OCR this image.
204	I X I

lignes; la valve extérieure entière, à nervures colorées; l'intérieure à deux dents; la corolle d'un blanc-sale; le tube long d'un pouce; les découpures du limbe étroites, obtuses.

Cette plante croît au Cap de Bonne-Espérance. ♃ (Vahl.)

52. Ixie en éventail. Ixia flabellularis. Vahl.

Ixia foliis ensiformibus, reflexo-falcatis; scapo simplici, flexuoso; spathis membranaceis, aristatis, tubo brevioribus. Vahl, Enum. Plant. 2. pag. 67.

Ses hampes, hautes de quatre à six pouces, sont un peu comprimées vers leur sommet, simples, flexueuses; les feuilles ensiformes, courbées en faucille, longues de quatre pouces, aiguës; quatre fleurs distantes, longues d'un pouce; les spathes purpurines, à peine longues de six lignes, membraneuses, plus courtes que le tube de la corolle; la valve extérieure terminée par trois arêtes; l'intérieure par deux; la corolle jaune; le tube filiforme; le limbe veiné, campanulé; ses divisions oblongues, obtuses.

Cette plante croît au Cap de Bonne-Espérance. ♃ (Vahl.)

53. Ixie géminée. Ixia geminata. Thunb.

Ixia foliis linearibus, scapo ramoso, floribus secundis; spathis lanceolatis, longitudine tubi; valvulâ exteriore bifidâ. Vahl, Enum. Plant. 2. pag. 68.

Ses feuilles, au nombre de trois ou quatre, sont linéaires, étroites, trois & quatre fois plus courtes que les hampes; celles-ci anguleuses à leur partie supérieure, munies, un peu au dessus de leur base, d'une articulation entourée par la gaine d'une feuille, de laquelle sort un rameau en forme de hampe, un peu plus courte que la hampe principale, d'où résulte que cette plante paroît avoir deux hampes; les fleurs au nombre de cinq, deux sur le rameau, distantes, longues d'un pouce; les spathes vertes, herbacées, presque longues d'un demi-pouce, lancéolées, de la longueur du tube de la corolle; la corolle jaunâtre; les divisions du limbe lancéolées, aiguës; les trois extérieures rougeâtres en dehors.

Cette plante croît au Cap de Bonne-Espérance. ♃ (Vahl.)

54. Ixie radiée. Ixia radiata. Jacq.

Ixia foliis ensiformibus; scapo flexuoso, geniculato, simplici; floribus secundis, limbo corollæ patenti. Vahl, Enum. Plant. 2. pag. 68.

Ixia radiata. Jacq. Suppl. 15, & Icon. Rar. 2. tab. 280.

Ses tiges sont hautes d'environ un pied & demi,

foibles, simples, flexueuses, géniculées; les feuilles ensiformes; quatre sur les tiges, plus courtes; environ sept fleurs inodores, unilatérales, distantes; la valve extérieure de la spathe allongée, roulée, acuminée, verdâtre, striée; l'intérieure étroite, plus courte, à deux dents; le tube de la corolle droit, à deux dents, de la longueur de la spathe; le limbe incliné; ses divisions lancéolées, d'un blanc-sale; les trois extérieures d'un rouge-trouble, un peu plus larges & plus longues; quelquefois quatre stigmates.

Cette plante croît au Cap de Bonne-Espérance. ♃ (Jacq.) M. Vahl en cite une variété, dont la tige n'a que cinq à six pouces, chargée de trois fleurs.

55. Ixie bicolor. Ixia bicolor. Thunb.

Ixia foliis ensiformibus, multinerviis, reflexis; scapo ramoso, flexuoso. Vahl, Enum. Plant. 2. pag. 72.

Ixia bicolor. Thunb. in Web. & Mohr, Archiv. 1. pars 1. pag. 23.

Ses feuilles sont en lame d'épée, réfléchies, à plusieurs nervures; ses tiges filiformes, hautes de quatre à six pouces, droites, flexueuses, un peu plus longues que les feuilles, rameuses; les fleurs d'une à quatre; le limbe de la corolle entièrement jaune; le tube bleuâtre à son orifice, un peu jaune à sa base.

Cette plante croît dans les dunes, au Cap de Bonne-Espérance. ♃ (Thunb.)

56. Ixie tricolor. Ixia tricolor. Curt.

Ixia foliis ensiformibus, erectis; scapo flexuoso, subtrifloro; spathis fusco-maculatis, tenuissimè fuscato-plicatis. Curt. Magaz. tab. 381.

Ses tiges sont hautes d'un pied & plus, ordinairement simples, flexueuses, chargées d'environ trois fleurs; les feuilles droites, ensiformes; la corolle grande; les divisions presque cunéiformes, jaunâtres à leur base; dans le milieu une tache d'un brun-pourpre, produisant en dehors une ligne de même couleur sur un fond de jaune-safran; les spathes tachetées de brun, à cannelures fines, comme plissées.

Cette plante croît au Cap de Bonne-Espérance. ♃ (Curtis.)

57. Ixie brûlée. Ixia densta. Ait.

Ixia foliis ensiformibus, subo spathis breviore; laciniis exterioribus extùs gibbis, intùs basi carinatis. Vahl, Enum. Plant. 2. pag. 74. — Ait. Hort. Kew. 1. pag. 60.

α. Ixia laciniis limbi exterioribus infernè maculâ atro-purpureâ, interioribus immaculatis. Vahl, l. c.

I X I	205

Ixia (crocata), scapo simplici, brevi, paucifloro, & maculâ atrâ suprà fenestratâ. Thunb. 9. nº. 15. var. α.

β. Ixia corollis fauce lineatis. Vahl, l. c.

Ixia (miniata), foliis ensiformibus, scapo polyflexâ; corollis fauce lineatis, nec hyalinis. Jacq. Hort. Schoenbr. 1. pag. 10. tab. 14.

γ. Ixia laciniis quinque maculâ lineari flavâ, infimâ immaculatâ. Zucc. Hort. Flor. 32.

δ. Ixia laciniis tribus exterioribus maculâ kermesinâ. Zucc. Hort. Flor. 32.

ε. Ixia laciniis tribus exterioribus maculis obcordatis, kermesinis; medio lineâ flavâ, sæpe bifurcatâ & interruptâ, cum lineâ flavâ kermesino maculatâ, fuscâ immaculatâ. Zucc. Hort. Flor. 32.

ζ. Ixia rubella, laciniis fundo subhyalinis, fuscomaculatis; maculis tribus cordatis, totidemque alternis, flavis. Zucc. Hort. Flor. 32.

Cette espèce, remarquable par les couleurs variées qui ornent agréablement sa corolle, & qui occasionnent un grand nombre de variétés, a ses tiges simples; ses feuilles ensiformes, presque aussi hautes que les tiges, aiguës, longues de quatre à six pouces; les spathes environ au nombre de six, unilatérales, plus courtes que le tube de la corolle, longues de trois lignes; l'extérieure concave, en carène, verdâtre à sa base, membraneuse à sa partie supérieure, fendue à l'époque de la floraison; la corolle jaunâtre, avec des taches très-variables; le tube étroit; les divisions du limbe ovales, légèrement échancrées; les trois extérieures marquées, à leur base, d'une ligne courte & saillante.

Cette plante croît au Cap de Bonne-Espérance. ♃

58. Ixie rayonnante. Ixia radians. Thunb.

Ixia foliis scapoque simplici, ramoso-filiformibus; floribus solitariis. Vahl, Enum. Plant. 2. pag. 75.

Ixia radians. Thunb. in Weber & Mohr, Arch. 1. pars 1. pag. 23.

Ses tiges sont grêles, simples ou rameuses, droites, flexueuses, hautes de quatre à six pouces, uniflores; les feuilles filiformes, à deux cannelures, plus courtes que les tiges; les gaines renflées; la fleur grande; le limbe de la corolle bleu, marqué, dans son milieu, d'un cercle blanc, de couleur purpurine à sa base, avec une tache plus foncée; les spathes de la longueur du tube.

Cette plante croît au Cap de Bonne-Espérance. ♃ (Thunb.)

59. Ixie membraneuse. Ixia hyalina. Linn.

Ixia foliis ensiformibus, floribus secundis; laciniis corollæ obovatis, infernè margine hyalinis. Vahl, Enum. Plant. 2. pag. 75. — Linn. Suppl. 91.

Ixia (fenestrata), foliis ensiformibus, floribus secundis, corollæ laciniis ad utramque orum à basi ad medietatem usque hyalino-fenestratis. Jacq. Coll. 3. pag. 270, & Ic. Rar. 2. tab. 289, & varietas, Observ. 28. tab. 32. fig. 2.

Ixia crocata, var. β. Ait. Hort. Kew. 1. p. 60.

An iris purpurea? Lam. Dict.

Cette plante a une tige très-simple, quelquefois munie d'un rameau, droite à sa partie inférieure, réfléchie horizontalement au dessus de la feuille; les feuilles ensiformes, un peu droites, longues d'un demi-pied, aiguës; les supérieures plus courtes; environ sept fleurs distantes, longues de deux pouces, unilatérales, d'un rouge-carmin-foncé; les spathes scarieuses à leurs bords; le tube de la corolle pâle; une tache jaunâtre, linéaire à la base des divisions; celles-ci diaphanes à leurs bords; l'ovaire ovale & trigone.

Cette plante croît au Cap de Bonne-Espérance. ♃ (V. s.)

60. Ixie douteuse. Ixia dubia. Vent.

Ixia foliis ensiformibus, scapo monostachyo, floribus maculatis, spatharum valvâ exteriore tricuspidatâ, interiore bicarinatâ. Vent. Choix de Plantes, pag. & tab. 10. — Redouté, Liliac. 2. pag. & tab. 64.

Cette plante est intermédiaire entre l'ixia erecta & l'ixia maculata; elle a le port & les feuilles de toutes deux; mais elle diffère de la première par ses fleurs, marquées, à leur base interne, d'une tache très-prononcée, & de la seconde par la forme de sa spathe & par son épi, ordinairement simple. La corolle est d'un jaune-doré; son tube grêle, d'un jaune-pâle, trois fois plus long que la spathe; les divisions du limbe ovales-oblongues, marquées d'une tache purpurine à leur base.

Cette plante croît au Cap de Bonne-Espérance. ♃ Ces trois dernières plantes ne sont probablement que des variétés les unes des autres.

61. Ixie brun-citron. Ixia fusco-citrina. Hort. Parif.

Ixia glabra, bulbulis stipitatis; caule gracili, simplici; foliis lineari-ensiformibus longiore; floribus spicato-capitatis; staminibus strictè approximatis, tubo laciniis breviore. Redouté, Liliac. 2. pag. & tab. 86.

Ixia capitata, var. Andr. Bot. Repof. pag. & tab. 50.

# # #

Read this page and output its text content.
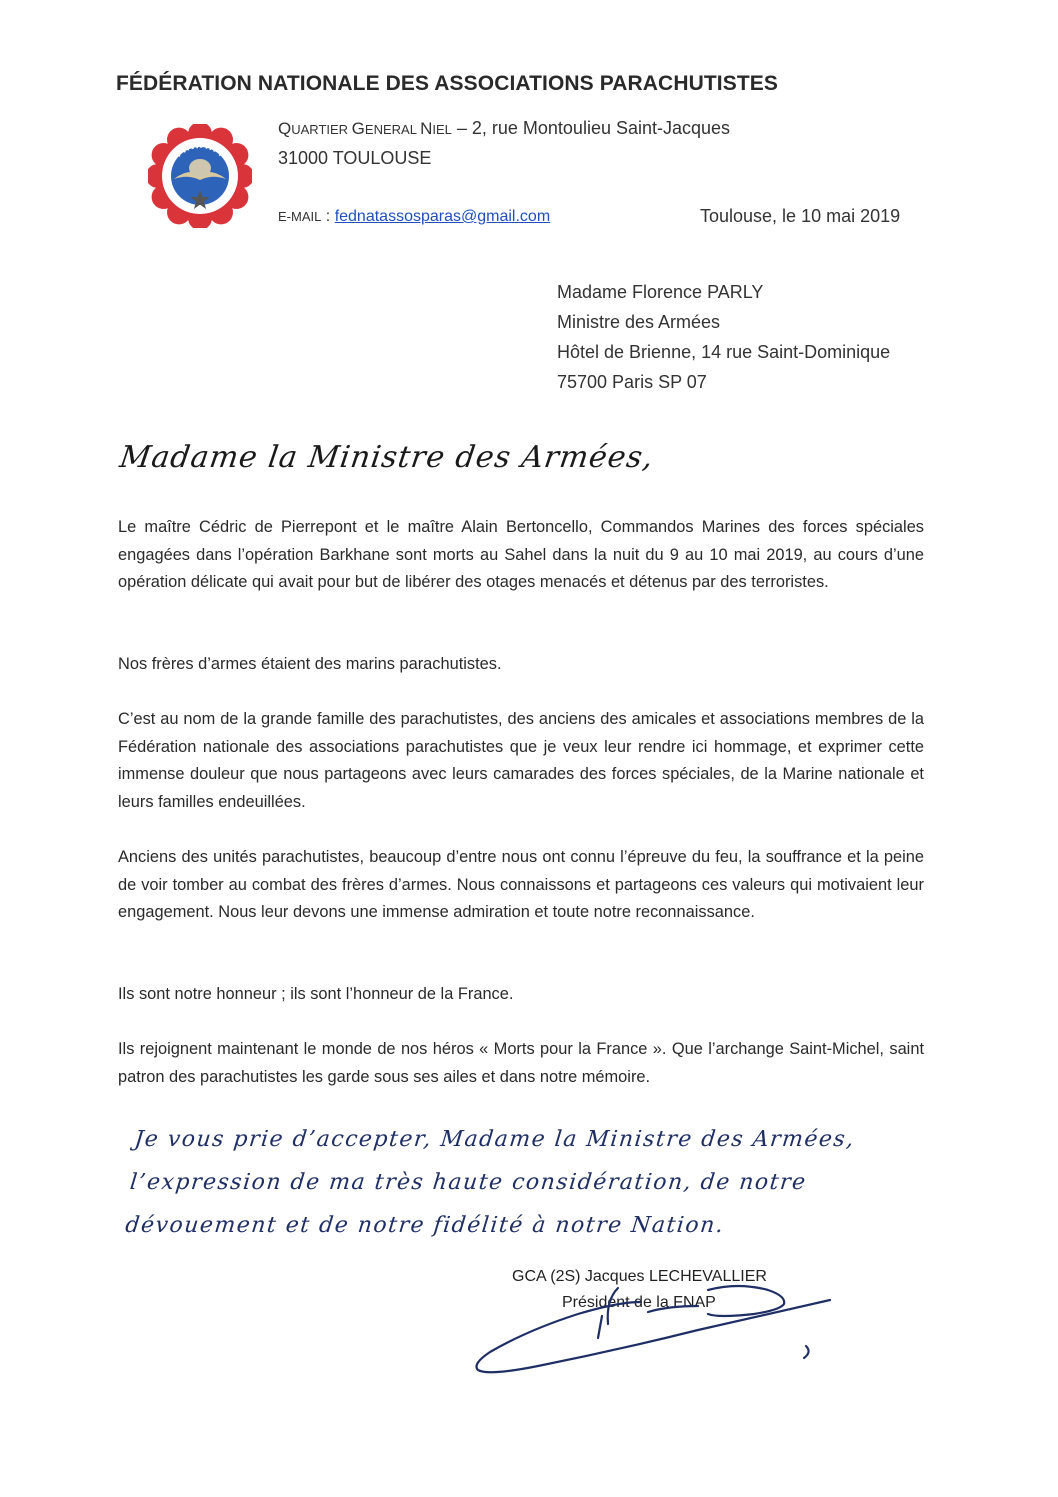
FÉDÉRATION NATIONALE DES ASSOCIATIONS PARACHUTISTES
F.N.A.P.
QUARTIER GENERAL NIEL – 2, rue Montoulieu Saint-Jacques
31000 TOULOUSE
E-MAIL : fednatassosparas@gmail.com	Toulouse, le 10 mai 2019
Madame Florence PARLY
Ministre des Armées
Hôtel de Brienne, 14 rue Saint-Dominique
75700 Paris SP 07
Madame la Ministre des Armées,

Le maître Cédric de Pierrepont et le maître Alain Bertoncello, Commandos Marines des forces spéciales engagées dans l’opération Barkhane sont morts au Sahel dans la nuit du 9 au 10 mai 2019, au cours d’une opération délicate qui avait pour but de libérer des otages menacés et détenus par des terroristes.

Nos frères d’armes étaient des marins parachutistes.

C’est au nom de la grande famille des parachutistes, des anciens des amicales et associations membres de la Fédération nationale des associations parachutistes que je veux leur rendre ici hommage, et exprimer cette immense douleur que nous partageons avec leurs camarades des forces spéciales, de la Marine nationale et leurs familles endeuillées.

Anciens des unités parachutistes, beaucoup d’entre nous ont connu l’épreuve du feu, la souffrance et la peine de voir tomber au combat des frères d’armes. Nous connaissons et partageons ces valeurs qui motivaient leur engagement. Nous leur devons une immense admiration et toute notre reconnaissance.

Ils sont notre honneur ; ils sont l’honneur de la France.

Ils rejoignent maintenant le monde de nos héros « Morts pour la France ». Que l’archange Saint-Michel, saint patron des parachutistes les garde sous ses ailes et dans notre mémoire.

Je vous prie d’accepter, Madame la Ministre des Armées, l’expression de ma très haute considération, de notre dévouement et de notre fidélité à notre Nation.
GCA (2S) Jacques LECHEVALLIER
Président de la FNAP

# # #

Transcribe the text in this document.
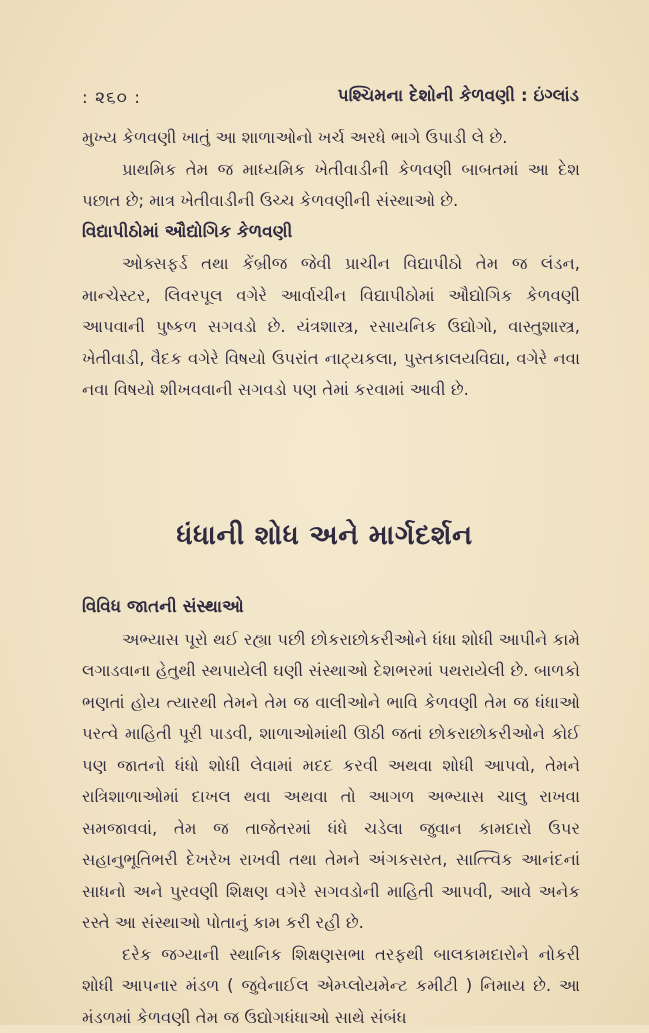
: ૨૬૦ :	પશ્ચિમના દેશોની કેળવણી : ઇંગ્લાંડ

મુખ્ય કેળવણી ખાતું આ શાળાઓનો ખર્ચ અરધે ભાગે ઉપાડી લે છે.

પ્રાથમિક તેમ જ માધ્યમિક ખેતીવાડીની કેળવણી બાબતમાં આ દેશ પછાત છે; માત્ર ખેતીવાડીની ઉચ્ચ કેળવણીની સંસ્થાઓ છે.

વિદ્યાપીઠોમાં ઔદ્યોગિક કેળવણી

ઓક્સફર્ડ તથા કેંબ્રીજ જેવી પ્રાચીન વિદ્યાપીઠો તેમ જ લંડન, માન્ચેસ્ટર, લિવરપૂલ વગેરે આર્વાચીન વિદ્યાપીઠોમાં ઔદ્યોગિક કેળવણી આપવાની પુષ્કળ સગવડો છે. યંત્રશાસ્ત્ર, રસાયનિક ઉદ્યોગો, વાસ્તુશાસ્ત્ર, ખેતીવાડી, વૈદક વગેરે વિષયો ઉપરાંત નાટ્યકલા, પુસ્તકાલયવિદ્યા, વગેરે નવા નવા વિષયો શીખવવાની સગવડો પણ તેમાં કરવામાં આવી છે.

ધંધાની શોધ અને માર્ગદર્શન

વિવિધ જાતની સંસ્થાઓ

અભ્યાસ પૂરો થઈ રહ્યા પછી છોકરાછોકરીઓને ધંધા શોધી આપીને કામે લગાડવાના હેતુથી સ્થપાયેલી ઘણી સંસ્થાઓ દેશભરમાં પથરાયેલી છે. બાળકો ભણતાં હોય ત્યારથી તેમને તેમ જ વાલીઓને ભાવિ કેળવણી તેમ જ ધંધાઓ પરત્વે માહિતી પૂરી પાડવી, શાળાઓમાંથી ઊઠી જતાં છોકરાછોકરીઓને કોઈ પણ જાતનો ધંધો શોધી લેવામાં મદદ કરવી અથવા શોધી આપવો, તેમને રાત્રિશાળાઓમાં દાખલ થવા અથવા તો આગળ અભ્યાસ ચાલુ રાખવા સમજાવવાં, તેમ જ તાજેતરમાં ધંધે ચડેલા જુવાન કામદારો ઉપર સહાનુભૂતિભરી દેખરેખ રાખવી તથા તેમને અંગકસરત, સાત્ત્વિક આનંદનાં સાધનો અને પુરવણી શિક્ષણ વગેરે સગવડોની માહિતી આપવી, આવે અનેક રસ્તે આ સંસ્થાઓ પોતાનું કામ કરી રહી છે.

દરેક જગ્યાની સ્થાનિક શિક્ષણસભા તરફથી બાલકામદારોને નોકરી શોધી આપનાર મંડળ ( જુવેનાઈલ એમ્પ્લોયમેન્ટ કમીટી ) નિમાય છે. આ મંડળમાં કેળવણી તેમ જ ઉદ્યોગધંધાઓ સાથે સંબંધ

# # #

• [Exercise] Show every line that contains the word "verdâtre".

• [The answer]
foibles, simples, flexueuses, géniculées; les feuilles ensiformes; quatre sur les tiges, plus courtes; environ sept fleurs inodores, unilatérales, distantes; la valve extérieure de la spathe allongée, roulée, acuminée, verdâtre, striée; l'intérieure étroite, plus courte, à deux dents; le tube de la corolle droit, à deux dents, de la longueur de la spathe; le limbe incliné; ses divisions lancéolées, d'un blanc-sale; les trois extérieures d'un rouge-trouble, un peu plus larges & plus longues; quelquefois quatre stigmates.
Cette espèce, remarquable par les couleurs variées qui ornent agréablement sa corolle, & qui occasionnent un grand nombre de variétés, a ses tiges simples; ses feuilles ensiformes, presque aussi hautes que les tiges, aiguës, longues de quatre à six pouces; les spathes environ au nombre de six, unilatérales, plus courtes que le tube de la corolle, longues de trois lignes; l'extérieure concave, en carène, verdâtre à sa base, membraneuse à sa partie supérieure, fendue à l'époque de la floraison; la corolle jaunâtre, avec des taches très-variables; le tube étroit; les divisions du limbe ovales, légèrement échancrées; les trois extérieures marquées, à leur base, d'une ligne courte & saillante.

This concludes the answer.